Exercise goal:
Pick out every line of the entries below where "材料表明" occurs, and copy those lines.

Supplied material start

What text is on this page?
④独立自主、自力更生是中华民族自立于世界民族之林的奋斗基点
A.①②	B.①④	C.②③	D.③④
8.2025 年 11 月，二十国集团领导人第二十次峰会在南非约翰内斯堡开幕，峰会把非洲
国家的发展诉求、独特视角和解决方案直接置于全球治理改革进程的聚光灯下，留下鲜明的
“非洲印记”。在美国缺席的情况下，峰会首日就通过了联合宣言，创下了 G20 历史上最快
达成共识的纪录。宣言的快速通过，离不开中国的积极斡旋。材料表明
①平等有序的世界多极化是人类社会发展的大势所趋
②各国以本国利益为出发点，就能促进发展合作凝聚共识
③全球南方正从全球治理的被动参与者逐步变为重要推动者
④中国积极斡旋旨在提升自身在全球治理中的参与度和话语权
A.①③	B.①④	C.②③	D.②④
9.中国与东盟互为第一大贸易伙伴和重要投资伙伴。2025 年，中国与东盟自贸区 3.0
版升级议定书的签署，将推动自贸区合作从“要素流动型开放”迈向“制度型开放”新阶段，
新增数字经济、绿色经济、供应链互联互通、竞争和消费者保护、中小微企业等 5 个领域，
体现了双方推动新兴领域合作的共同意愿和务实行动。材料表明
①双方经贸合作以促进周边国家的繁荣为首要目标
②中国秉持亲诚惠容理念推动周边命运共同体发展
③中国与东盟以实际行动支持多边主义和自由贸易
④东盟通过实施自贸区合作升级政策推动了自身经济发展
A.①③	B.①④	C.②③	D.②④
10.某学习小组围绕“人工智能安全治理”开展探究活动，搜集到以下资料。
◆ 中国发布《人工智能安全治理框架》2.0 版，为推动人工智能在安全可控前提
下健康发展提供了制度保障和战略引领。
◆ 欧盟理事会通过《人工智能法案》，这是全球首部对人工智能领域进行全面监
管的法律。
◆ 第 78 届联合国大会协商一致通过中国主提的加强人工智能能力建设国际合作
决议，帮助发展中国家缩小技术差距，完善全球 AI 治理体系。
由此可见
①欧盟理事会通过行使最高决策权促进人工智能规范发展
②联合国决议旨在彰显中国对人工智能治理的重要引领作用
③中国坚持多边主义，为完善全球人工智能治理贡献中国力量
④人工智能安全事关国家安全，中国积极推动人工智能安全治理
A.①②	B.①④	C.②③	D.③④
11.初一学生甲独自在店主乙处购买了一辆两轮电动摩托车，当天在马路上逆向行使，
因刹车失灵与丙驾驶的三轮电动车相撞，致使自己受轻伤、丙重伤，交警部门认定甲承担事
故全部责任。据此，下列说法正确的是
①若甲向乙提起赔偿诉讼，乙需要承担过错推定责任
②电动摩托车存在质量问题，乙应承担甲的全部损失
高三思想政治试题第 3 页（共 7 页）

Supplied material end

Final result:
达成共识的纪录。宣言的快速通过，离不开中国的积极斡旋。材料表明
体现了双方推动新兴领域合作的共同意愿和务实行动。材料表明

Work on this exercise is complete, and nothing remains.